* **What you need to do**
Search the records for the word "pull" and pick out every line that has it.

Data tied to figure images:
:::
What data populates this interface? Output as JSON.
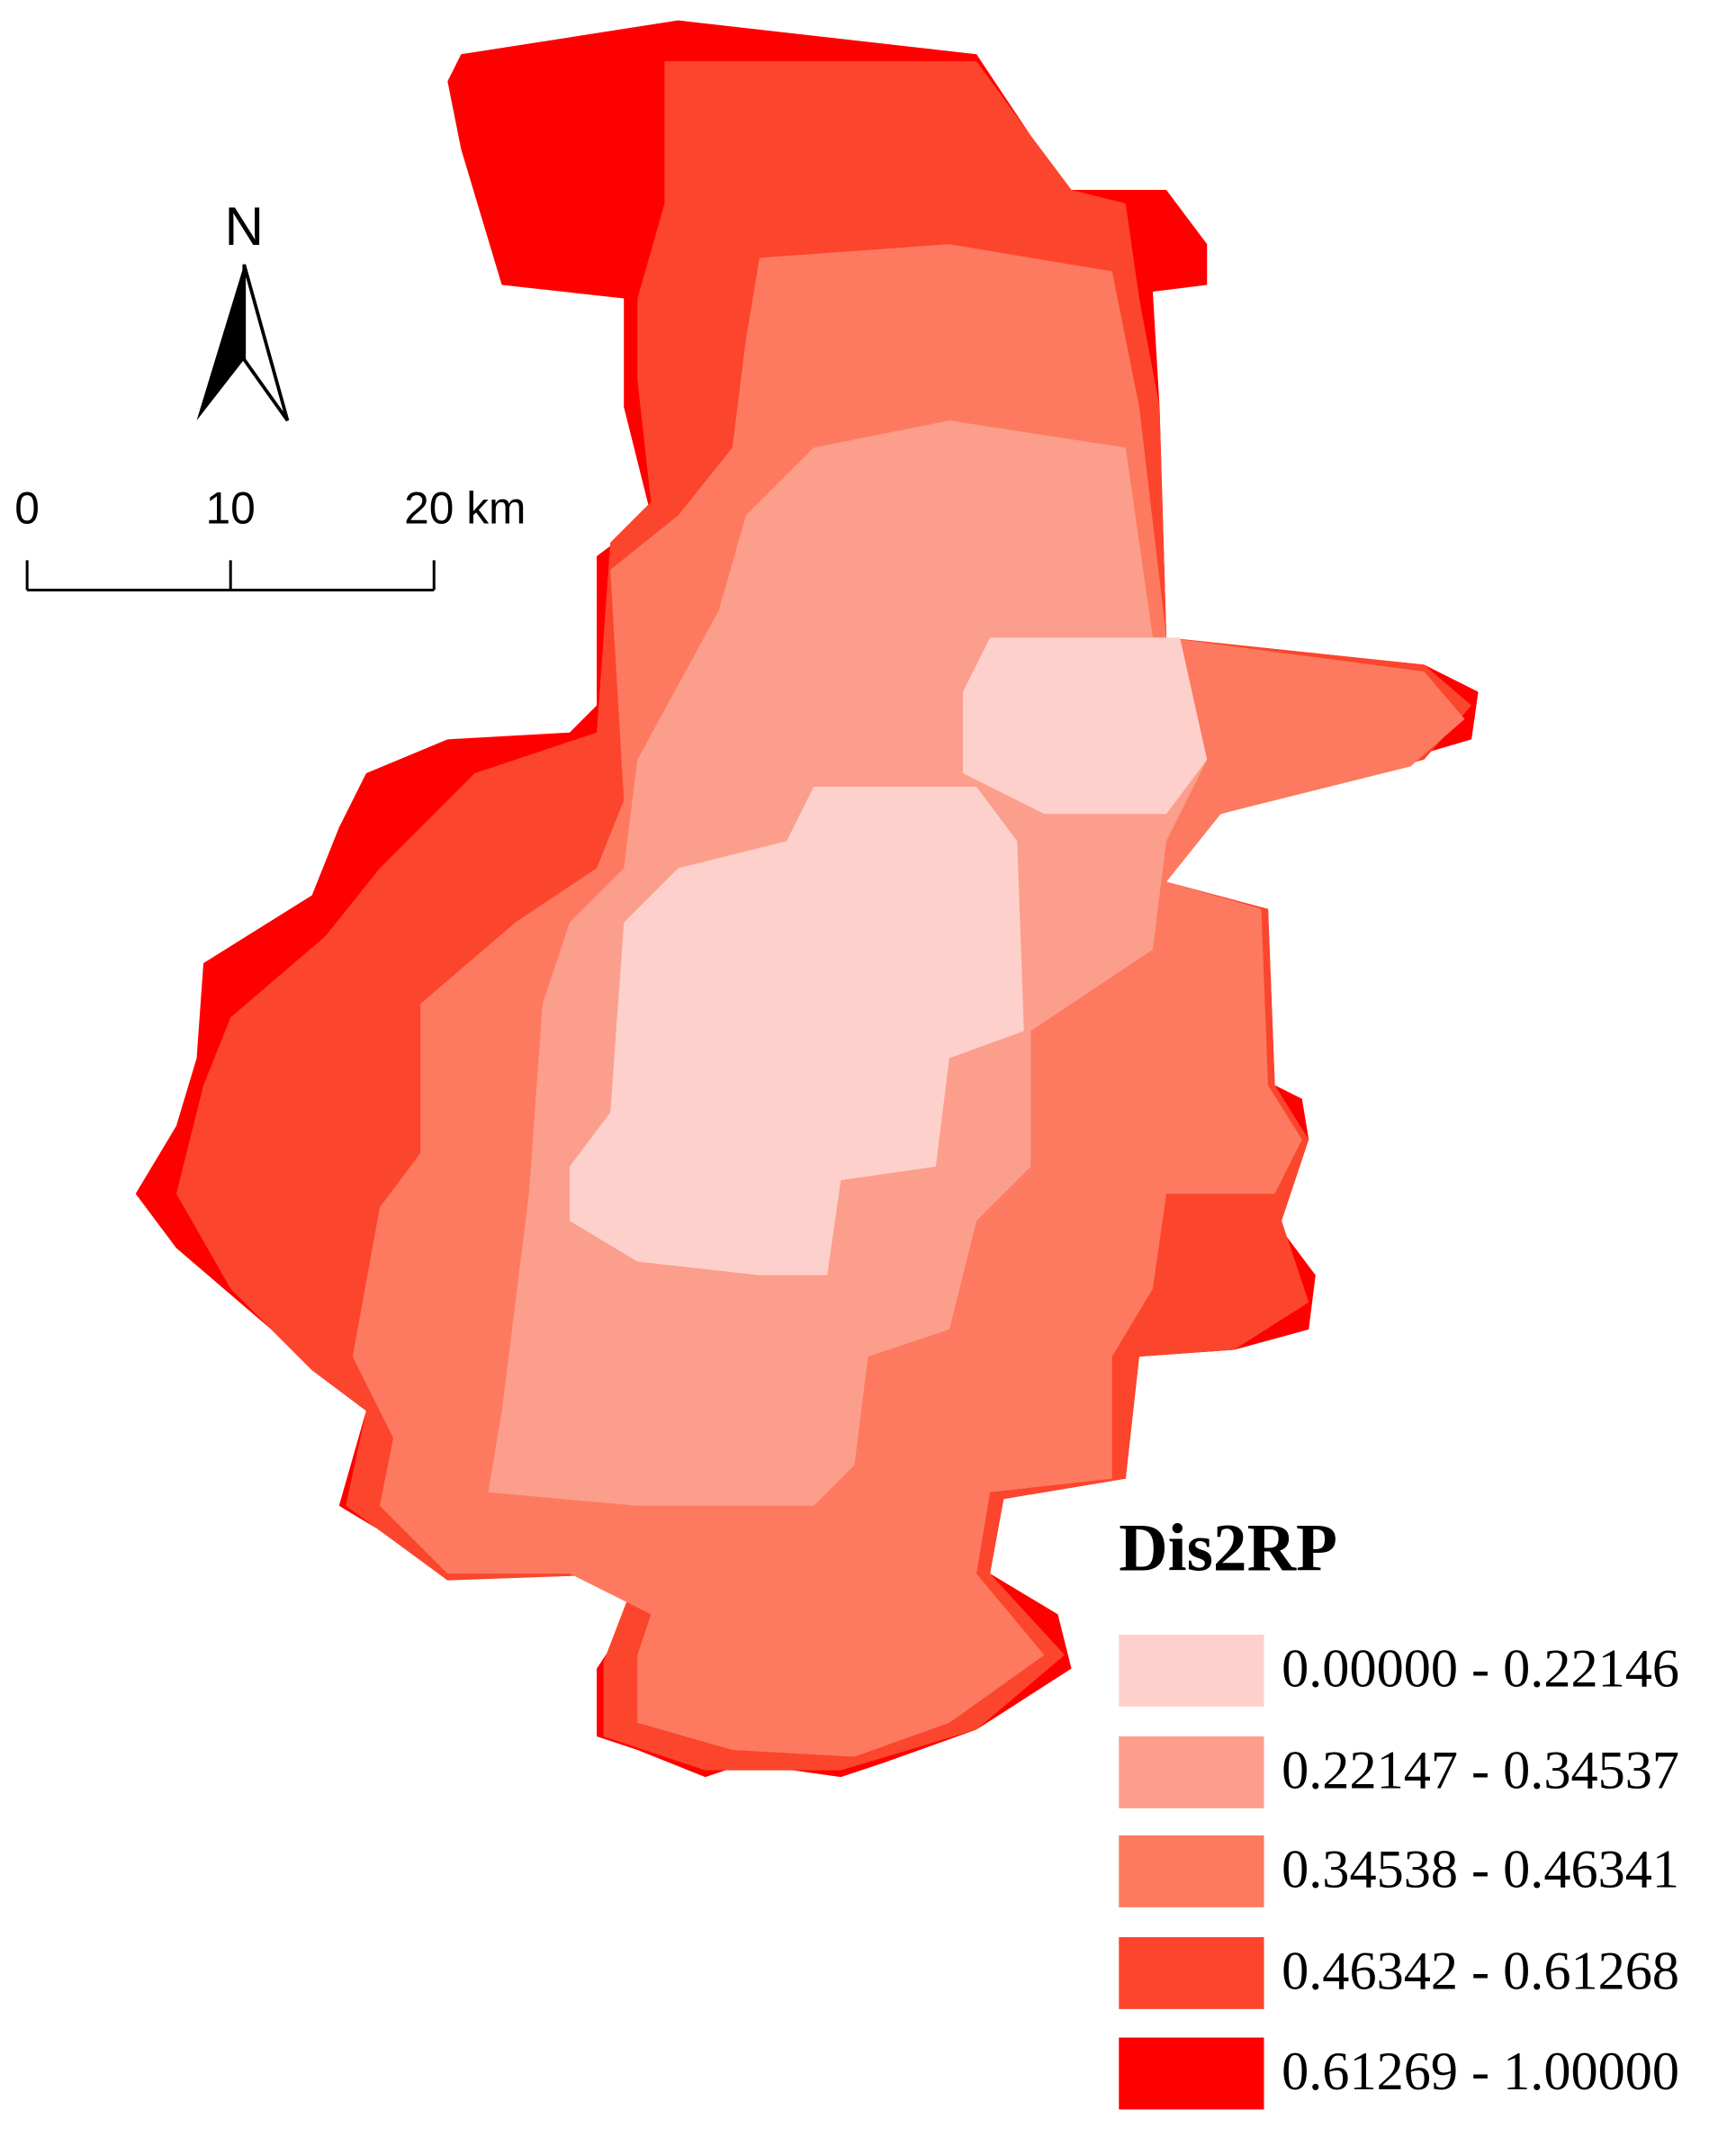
{
  "north_label": "N",
  "scale_bar": {
    "labels": [
      "0",
      "10",
      "20 km"
    ]
  },
  "legend": {
    "title": "Dis2RP",
    "items": [
      {
        "label": "0.00000 - 0.22146",
        "color": "#fdd0cb"
      },
      {
        "label": "0.22147 - 0.34537",
        "color": "#fb9e8b"
      },
      {
        "label": "0.34538 - 0.46341",
        "color": "#fd7a60"
      },
      {
        "label": "0.46342 - 0.61268",
        "color": "#fb452c"
      },
      {
        "label": "0.61269 - 1.00000",
        "color": "#fe0000"
      }
    ]
  }
}
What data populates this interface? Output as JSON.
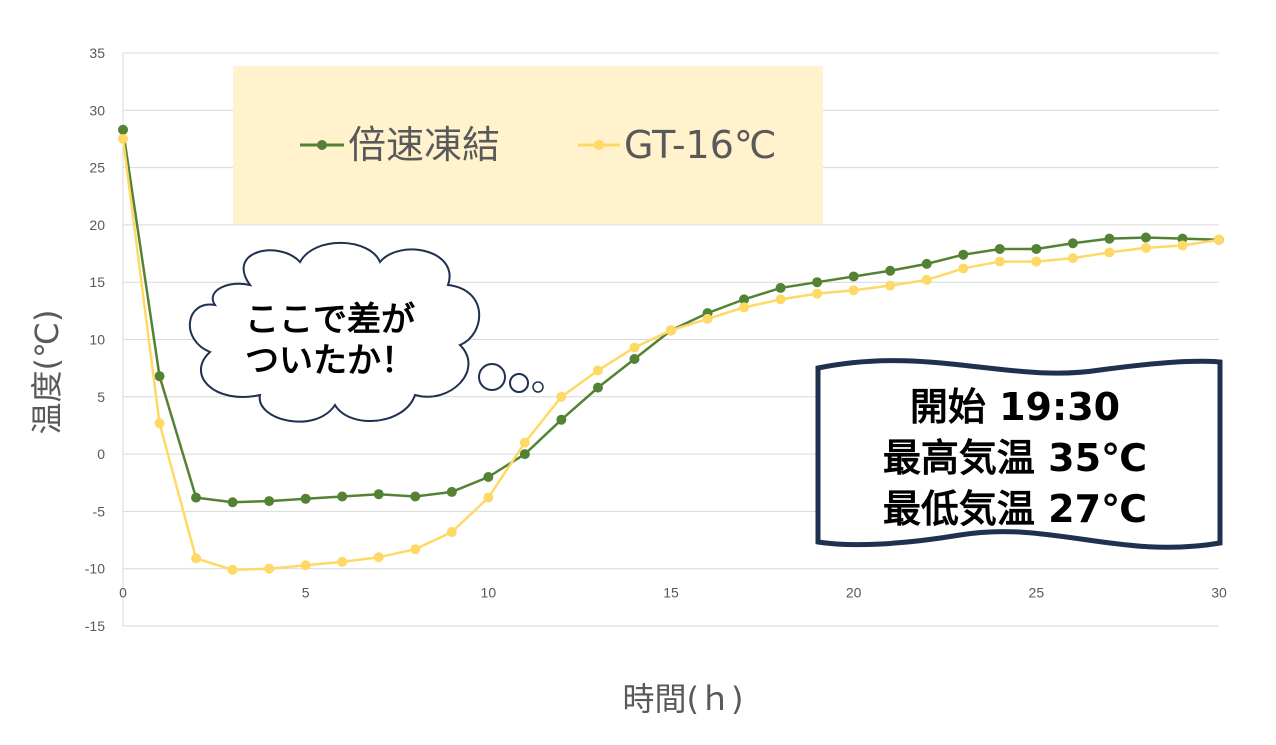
{
  "chart_data": {
    "type": "line",
    "xlabel": "時間(ｈ)",
    "ylabel": "温度(℃)",
    "xlim": [
      0,
      30
    ],
    "ylim": [
      -15,
      35
    ],
    "x_ticks": [
      0,
      5,
      10,
      15,
      20,
      25,
      30
    ],
    "y_ticks": [
      35,
      30,
      25,
      20,
      15,
      10,
      5,
      0,
      -5,
      -10,
      -15
    ],
    "grid": true,
    "legend_position": "top-left",
    "x": [
      0,
      1,
      2,
      3,
      4,
      5,
      6,
      7,
      8,
      9,
      10,
      11,
      12,
      13,
      14,
      15,
      16,
      17,
      18,
      19,
      20,
      21,
      22,
      23,
      24,
      25,
      26,
      27,
      28,
      29,
      30
    ],
    "series": [
      {
        "name": "倍速凍結",
        "color": "#548235",
        "values": [
          28.3,
          6.8,
          -3.8,
          -4.2,
          -4.1,
          -3.9,
          -3.7,
          -3.5,
          -3.7,
          -3.3,
          -2.0,
          0.0,
          3.0,
          5.8,
          8.3,
          10.8,
          12.3,
          13.5,
          14.5,
          15.0,
          15.5,
          16.0,
          16.6,
          17.4,
          17.9,
          17.9,
          18.4,
          18.8,
          18.9,
          18.8,
          18.7
        ]
      },
      {
        "name": "GT-16℃",
        "color": "#FFD966",
        "values": [
          27.5,
          2.7,
          -9.1,
          -10.1,
          -10.0,
          -9.7,
          -9.4,
          -9.0,
          -8.3,
          -6.8,
          -3.8,
          1.0,
          5.0,
          7.3,
          9.3,
          10.8,
          11.8,
          12.8,
          13.5,
          14.0,
          14.3,
          14.7,
          15.2,
          16.2,
          16.8,
          16.8,
          17.1,
          17.6,
          18.0,
          18.2,
          18.7
        ]
      }
    ],
    "annotations": {
      "bubble_lines": [
        "ここで差が",
        "ついたか！"
      ],
      "info_lines": [
        "開始 19:30",
        "最高気温 35℃",
        "最低気温 27℃"
      ]
    }
  },
  "colors": {
    "legend_bg": "#FFF2CC",
    "grid": "#D9D9D9",
    "info_border": "#1F3050",
    "bubble_border": "#1F3050"
  }
}
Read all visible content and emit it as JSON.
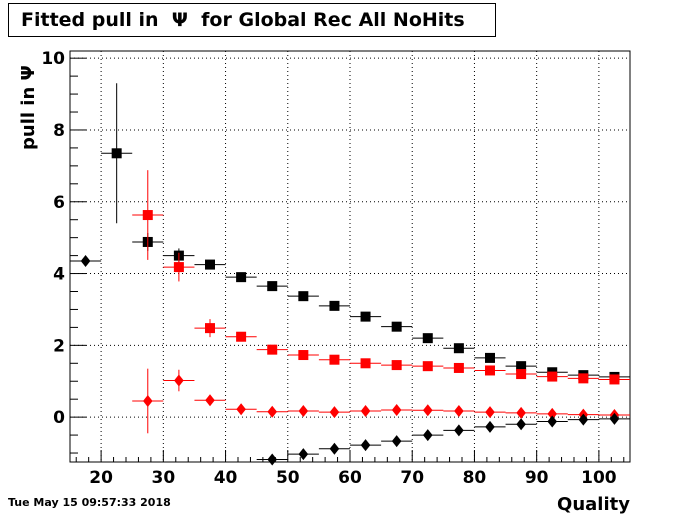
{
  "title": "Fitted pull in  Ψ  for Global Rec All NoHits",
  "timestamp": "Tue May 15 09:57:33 2018",
  "chart_data": {
    "type": "scatter",
    "title": "Fitted pull in  Ψ  for Global Rec All NoHits",
    "xlabel": "Quality",
    "ylabel": "pull in  Ψ",
    "xlim": [
      15,
      105
    ],
    "ylim": [
      -1.25,
      10.2
    ],
    "x_ticks": [
      20,
      30,
      40,
      50,
      60,
      70,
      80,
      90,
      100
    ],
    "x_tick_labels": [
      "20",
      "30",
      "40",
      "50",
      "60",
      "70",
      "80",
      "90",
      "100"
    ],
    "y_ticks": [
      0,
      2,
      4,
      6,
      8,
      10
    ],
    "y_tick_labels": [
      "0",
      "2",
      "4",
      "6",
      "8",
      "10"
    ],
    "grid": true,
    "bin_half_width": 2.5,
    "series": [
      {
        "marker": "square",
        "color": "#000000",
        "points": [
          {
            "x": 22.5,
            "y": 7.35,
            "err": 1.95
          },
          {
            "x": 27.5,
            "y": 4.88,
            "err": 0.25
          },
          {
            "x": 32.5,
            "y": 4.5,
            "err": 0.2
          },
          {
            "x": 37.5,
            "y": 4.25,
            "err": 0.1
          },
          {
            "x": 42.5,
            "y": 3.9,
            "err": 0.08
          },
          {
            "x": 47.5,
            "y": 3.65,
            "err": 0.06
          },
          {
            "x": 52.5,
            "y": 3.37,
            "err": 0.05
          },
          {
            "x": 57.5,
            "y": 3.1,
            "err": 0.04
          },
          {
            "x": 62.5,
            "y": 2.8,
            "err": 0.04
          },
          {
            "x": 67.5,
            "y": 2.52,
            "err": 0.03
          },
          {
            "x": 72.5,
            "y": 2.2,
            "err": 0.03
          },
          {
            "x": 77.5,
            "y": 1.92,
            "err": 0.03
          },
          {
            "x": 82.5,
            "y": 1.65,
            "err": 0.03
          },
          {
            "x": 87.5,
            "y": 1.42,
            "err": 0.02
          },
          {
            "x": 92.5,
            "y": 1.25,
            "err": 0.02
          },
          {
            "x": 97.5,
            "y": 1.17,
            "err": 0.02
          },
          {
            "x": 102.5,
            "y": 1.12,
            "err": 0.02
          }
        ]
      },
      {
        "marker": "square",
        "color": "#ff0000",
        "points": [
          {
            "x": 27.5,
            "y": 5.63,
            "err": 1.25
          },
          {
            "x": 32.5,
            "y": 4.18,
            "err": 0.4
          },
          {
            "x": 37.5,
            "y": 2.48,
            "err": 0.25
          },
          {
            "x": 42.5,
            "y": 2.24,
            "err": 0.1
          },
          {
            "x": 47.5,
            "y": 1.88,
            "err": 0.08
          },
          {
            "x": 52.5,
            "y": 1.73,
            "err": 0.06
          },
          {
            "x": 57.5,
            "y": 1.6,
            "err": 0.05
          },
          {
            "x": 62.5,
            "y": 1.5,
            "err": 0.04
          },
          {
            "x": 67.5,
            "y": 1.45,
            "err": 0.04
          },
          {
            "x": 72.5,
            "y": 1.42,
            "err": 0.03
          },
          {
            "x": 77.5,
            "y": 1.37,
            "err": 0.03
          },
          {
            "x": 82.5,
            "y": 1.3,
            "err": 0.03
          },
          {
            "x": 87.5,
            "y": 1.2,
            "err": 0.03
          },
          {
            "x": 92.5,
            "y": 1.13,
            "err": 0.02
          },
          {
            "x": 97.5,
            "y": 1.08,
            "err": 0.02
          },
          {
            "x": 102.5,
            "y": 1.05,
            "err": 0.02
          }
        ]
      },
      {
        "marker": "diamond",
        "color": "#ff0000",
        "points": [
          {
            "x": 27.5,
            "y": 0.45,
            "err": 0.9
          },
          {
            "x": 32.5,
            "y": 1.02,
            "err": 0.3
          },
          {
            "x": 37.5,
            "y": 0.47,
            "err": 0.15
          },
          {
            "x": 42.5,
            "y": 0.22,
            "err": 0.06
          },
          {
            "x": 47.5,
            "y": 0.15,
            "err": 0.04
          },
          {
            "x": 52.5,
            "y": 0.17,
            "err": 0.03
          },
          {
            "x": 57.5,
            "y": 0.14,
            "err": 0.03
          },
          {
            "x": 62.5,
            "y": 0.17,
            "err": 0.03
          },
          {
            "x": 67.5,
            "y": 0.2,
            "err": 0.02
          },
          {
            "x": 72.5,
            "y": 0.19,
            "err": 0.02
          },
          {
            "x": 77.5,
            "y": 0.17,
            "err": 0.02
          },
          {
            "x": 82.5,
            "y": 0.14,
            "err": 0.02
          },
          {
            "x": 87.5,
            "y": 0.12,
            "err": 0.02
          },
          {
            "x": 92.5,
            "y": 0.09,
            "err": 0.02
          },
          {
            "x": 97.5,
            "y": 0.07,
            "err": 0.02
          },
          {
            "x": 102.5,
            "y": 0.06,
            "err": 0.02
          }
        ]
      },
      {
        "marker": "diamond",
        "color": "#000000",
        "points": [
          {
            "x": 17.5,
            "y": 4.35,
            "err": 0
          },
          {
            "x": 47.5,
            "y": -1.18,
            "err": 0.05
          },
          {
            "x": 52.5,
            "y": -1.03,
            "err": 0.04
          },
          {
            "x": 57.5,
            "y": -0.88,
            "err": 0.04
          },
          {
            "x": 62.5,
            "y": -0.78,
            "err": 0.03
          },
          {
            "x": 67.5,
            "y": -0.67,
            "err": 0.03
          },
          {
            "x": 72.5,
            "y": -0.5,
            "err": 0.02
          },
          {
            "x": 77.5,
            "y": -0.37,
            "err": 0.02
          },
          {
            "x": 82.5,
            "y": -0.27,
            "err": 0.02
          },
          {
            "x": 87.5,
            "y": -0.2,
            "err": 0.02
          },
          {
            "x": 92.5,
            "y": -0.12,
            "err": 0.02
          },
          {
            "x": 97.5,
            "y": -0.07,
            "err": 0.02
          },
          {
            "x": 102.5,
            "y": -0.05,
            "err": 0.02
          }
        ]
      }
    ]
  }
}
:::
* **Response for this exercise**
  "title": "Fitted pull in  Ψ  for Global Rec All NoHits",
    "title": "Fitted pull in  Ψ  for Global Rec All NoHits",
    "ylabel": "pull in  Ψ",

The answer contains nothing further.